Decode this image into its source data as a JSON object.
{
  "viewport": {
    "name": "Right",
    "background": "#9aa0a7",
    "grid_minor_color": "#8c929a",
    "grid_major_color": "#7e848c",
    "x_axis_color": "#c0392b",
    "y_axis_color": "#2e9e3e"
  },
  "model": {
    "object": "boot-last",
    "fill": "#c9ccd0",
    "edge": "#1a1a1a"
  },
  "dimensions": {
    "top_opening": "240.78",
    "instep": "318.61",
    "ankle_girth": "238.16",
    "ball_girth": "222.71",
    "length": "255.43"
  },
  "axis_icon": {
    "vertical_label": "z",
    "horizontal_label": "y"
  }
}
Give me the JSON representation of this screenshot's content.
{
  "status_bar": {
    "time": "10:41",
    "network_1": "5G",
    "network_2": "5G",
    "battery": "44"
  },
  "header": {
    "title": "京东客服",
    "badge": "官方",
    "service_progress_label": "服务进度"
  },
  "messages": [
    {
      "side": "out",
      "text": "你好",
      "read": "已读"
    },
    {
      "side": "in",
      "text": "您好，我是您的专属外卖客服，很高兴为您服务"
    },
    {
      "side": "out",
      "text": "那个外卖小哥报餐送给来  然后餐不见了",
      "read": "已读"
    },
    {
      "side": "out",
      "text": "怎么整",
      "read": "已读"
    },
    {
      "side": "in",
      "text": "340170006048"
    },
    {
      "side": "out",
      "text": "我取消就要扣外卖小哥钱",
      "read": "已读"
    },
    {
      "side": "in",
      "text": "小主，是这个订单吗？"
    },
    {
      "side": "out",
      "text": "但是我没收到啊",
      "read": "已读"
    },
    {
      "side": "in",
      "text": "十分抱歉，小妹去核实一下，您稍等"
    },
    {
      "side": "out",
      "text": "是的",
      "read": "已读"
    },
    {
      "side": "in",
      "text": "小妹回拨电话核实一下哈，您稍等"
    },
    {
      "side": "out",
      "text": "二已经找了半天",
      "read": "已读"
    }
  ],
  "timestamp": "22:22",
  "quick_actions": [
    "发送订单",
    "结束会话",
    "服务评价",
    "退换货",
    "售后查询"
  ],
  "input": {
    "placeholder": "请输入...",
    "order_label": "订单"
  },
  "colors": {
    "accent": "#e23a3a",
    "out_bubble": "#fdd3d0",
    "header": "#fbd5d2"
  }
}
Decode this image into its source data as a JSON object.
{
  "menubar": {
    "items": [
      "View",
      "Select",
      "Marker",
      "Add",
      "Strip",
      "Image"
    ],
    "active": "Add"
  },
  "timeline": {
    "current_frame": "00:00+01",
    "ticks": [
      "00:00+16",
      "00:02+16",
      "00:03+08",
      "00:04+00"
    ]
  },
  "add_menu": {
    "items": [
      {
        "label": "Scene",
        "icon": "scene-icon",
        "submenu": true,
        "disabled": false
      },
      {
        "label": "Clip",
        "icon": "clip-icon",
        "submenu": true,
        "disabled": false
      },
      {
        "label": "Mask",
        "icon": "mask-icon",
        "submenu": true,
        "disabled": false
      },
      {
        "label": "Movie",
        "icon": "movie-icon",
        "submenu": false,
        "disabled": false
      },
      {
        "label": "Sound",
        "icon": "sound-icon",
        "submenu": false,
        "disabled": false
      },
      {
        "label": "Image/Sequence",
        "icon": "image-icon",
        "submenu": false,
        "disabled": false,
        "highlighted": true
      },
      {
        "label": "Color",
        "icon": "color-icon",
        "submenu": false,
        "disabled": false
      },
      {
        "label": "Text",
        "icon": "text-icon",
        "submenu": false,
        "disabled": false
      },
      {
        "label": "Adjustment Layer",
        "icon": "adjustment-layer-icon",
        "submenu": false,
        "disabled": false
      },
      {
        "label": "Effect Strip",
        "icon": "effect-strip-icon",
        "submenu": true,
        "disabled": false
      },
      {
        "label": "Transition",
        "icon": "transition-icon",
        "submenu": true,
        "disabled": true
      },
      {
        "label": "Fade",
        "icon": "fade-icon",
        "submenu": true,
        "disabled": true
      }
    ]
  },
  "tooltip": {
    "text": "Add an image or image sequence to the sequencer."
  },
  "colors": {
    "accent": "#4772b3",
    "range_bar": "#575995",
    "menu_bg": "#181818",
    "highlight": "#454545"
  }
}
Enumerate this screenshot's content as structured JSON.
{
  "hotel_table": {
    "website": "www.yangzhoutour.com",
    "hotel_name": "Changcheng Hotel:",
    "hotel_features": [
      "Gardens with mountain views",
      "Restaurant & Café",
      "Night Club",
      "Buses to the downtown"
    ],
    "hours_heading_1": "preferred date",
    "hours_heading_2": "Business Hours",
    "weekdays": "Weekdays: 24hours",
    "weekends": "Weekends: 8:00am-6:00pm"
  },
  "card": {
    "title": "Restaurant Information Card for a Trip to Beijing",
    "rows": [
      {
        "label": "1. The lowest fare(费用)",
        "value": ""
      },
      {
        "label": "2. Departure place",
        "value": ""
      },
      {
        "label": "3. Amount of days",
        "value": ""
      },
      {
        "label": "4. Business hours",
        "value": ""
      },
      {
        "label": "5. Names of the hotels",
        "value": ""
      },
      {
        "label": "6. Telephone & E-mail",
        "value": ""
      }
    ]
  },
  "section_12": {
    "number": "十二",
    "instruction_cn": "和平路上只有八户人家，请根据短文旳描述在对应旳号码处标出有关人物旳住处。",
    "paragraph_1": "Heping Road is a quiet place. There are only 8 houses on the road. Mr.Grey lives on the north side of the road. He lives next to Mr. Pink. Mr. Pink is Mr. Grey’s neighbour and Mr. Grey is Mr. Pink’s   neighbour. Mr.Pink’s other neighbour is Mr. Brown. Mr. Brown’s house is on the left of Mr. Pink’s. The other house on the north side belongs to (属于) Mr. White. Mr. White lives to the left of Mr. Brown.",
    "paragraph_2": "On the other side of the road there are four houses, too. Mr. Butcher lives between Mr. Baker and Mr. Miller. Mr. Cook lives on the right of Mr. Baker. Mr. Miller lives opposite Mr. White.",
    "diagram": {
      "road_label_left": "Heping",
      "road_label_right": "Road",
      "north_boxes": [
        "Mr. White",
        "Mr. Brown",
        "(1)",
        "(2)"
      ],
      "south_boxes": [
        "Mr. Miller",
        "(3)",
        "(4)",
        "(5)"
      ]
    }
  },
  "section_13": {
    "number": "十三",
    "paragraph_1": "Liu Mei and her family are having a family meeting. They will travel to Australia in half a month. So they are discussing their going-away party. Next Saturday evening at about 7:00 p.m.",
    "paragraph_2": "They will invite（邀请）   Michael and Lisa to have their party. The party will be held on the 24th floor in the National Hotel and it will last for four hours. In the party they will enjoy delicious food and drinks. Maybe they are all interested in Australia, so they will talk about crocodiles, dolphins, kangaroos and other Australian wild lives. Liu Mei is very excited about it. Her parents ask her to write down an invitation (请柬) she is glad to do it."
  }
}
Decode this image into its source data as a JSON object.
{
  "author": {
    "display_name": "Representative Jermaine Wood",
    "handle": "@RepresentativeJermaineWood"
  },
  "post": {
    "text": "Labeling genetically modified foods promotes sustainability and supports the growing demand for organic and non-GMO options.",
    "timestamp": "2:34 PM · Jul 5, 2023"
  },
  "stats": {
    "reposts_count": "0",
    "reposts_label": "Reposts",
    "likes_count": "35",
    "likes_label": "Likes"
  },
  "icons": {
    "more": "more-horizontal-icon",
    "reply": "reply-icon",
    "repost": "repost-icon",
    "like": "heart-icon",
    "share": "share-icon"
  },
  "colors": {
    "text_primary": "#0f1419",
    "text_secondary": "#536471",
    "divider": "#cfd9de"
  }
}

EXERCISE BRIEF » Output the listing above without altering a single character.

FINISHED ANSWER »
Decode this image into its source data as a JSON object.
{
  "viewport": {
    "name": "Right",
    "background": "#9aa0a7",
    "grid_minor_color": "#8c929a",
    "grid_major_color": "#7e848c",
    "x_axis_color": "#c0392b",
    "y_axis_color": "#2e9e3e"
  },
  "model": {
    "object": "boot-last",
    "fill": "#c9ccd0",
    "edge": "#1a1a1a"
  },
  "dimensions": {
    "top_opening": "240.78",
    "instep": "318.61",
    "ankle_girth": "238.16",
    "ball_girth": "222.71",
    "length": "255.43"
  },
  "axis_icon": {
    "vertical_label": "z",
    "horizontal_label": "y"
  }
}
Give me the JSON representation of this screenshot's content.
{
  "status_bar": {
    "time": "10:41",
    "network_1": "5G",
    "network_2": "5G",
    "battery": "44"
  },
  "header": {
    "title": "京东客服",
    "badge": "官方",
    "service_progress_label": "服务进度"
  },
  "messages": [
    {
      "side": "out",
      "text": "你好",
      "read": "已读"
    },
    {
      "side": "in",
      "text": "您好，我是您的专属外卖客服，很高兴为您服务"
    },
    {
      "side": "out",
      "text": "那个外卖小哥报餐送给来  然后餐不见了",
      "read": "已读"
    },
    {
      "side": "out",
      "text": "怎么整",
      "read": "已读"
    },
    {
      "side": "in",
      "text": "340170006048"
    },
    {
      "side": "out",
      "text": "我取消就要扣外卖小哥钱",
      "read": "已读"
    },
    {
      "side": "in",
      "text": "小主，是这个订单吗？"
    },
    {
      "side": "out",
      "text": "但是我没收到啊",
      "read": "已读"
    },
    {
      "side": "in",
      "text": "十分抱歉，小妹去核实一下，您稍等"
    },
    {
      "side": "out",
      "text": "是的",
      "read": "已读"
    },
    {
      "side": "in",
      "text": "小妹回拨电话核实一下哈，您稍等"
    },
    {
      "side": "out",
      "text": "二已经找了半天",
      "read": "已读"
    }
  ],
  "timestamp": "22:22",
  "quick_actions": [
    "发送订单",
    "结束会话",
    "服务评价",
    "退换货",
    "售后查询"
  ],
  "input": {
    "placeholder": "请输入...",
    "order_label": "订单"
  },
  "colors": {
    "accent": "#e23a3a",
    "out_bubble": "#fdd3d0",
    "header": "#fbd5d2"
  }
}
Decode this image into its source data as a JSON object.
{
  "menubar": {
    "items": [
      "View",
      "Select",
      "Marker",
      "Add",
      "Strip",
      "Image"
    ],
    "active": "Add"
  },
  "timeline": {
    "current_frame": "00:00+01",
    "ticks": [
      "00:00+16",
      "00:02+16",
      "00:03+08",
      "00:04+00"
    ]
  },
  "add_menu": {
    "items": [
      {
        "label": "Scene",
        "icon": "scene-icon",
        "submenu": true,
        "disabled": false
      },
      {
        "label": "Clip",
        "icon": "clip-icon",
        "submenu": true,
        "disabled": false
      },
      {
        "label": "Mask",
        "icon": "mask-icon",
        "submenu": true,
        "disabled": false
      },
      {
        "label": "Movie",
        "icon": "movie-icon",
        "submenu": false,
        "disabled": false
      },
      {
        "label": "Sound",
        "icon": "sound-icon",
        "submenu": false,
        "disabled": false
      },
      {
        "label": "Image/Sequence",
        "icon": "image-icon",
        "submenu": false,
        "disabled": false,
        "highlighted": true
      },
      {
        "label": "Color",
        "icon": "color-icon",
        "submenu": false,
        "disabled": false
      },
      {
        "label": "Text",
        "icon": "text-icon",
        "submenu": false,
        "disabled": false
      },
      {
        "label": "Adjustment Layer",
        "icon": "adjustment-layer-icon",
        "submenu": false,
        "disabled": false
      },
      {
        "label": "Effect Strip",
        "icon": "effect-strip-icon",
        "submenu": true,
        "disabled": false
      },
      {
        "label": "Transition",
        "icon": "transition-icon",
        "submenu": true,
        "disabled": true
      },
      {
        "label": "Fade",
        "icon": "fade-icon",
        "submenu": true,
        "disabled": true
      }
    ]
  },
  "tooltip": {
    "text": "Add an image or image sequence to the sequencer."
  },
  "colors": {
    "accent": "#4772b3",
    "range_bar": "#575995",
    "menu_bg": "#181818",
    "highlight": "#454545"
  }
}
Enumerate this screenshot's content as structured JSON.
{
  "hotel_table": {
    "website": "www.yangzhoutour.com",
    "hotel_name": "Changcheng Hotel:",
    "hotel_features": [
      "Gardens with mountain views",
      "Restaurant & Café",
      "Night Club",
      "Buses to the downtown"
    ],
    "hours_heading_1": "preferred date",
    "hours_heading_2": "Business Hours",
    "weekdays": "Weekdays: 24hours",
    "weekends": "Weekends: 8:00am-6:00pm"
  },
  "card": {
    "title": "Restaurant Information Card for a Trip to Beijing",
    "rows": [
      {
        "label": "1. The lowest fare(费用)",
        "value": ""
      },
      {
        "label": "2. Departure place",
        "value": ""
      },
      {
        "label": "3. Amount of days",
        "value": ""
      },
      {
        "label": "4. Business hours",
        "value": ""
      },
      {
        "label": "5. Names of the hotels",
        "value": ""
      },
      {
        "label": "6. Telephone & E-mail",
        "value": ""
      }
    ]
  },
  "section_12": {
    "number": "十二",
    "instruction_cn": "和平路上只有八户人家，请根据短文旳描述在对应旳号码处标出有关人物旳住处。",
    "paragraph_1": "Heping Road is a quiet place. There are only 8 houses on the road. Mr.Grey lives on the north side of the road. He lives next to Mr. Pink. Mr. Pink is Mr. Grey’s neighbour and Mr. Grey is Mr. Pink’s   neighbour. Mr.Pink’s other neighbour is Mr. Brown. Mr. Brown’s house is on the left of Mr. Pink’s. The other house on the north side belongs to (属于) Mr. White. Mr. White lives to the left of Mr. Brown.",
    "paragraph_2": "On the other side of the road there are four houses, too. Mr. Butcher lives between Mr. Baker and Mr. Miller. Mr. Cook lives on the right of Mr. Baker. Mr. Miller lives opposite Mr. White.",
    "diagram": {
      "road_label_left": "Heping",
      "road_label_right": "Road",
      "north_boxes": [
        "Mr. White",
        "Mr. Brown",
        "(1)",
        "(2)"
      ],
      "south_boxes": [
        "Mr. Miller",
        "(3)",
        "(4)",
        "(5)"
      ]
    }
  },
  "section_13": {
    "number": "十三",
    "paragraph_1": "Liu Mei and her family are having a family meeting. They will travel to Australia in half a month. So they are discussing their going-away party. Next Saturday evening at about 7:00 p.m.",
    "paragraph_2": "They will invite（邀请）   Michael and Lisa to have their party. The party will be held on the 24th floor in the National Hotel and it will last for four hours. In the party they will enjoy delicious food and drinks. Maybe they are all interested in Australia, so they will talk about crocodiles, dolphins, kangaroos and other Australian wild lives. Liu Mei is very excited about it. Her parents ask her to write down an invitation (请柬) she is glad to do it."
  }
}
Decode this image into its source data as a JSON object.
{
  "author": {
    "display_name": "Representative Jermaine Wood",
    "handle": "@RepresentativeJermaineWood"
  },
  "post": {
    "text": "Labeling genetically modified foods promotes sustainability and supports the growing demand for organic and non-GMO options.",
    "timestamp": "2:34 PM · Jul 5, 2023"
  },
  "stats": {
    "reposts_count": "0",
    "reposts_label": "Reposts",
    "likes_count": "35",
    "likes_label": "Likes"
  },
  "icons": {
    "more": "more-horizontal-icon",
    "reply": "reply-icon",
    "repost": "repost-icon",
    "like": "heart-icon",
    "share": "share-icon"
  },
  "colors": {
    "text_primary": "#0f1419",
    "text_secondary": "#536471",
    "divider": "#cfd9de"
  }
}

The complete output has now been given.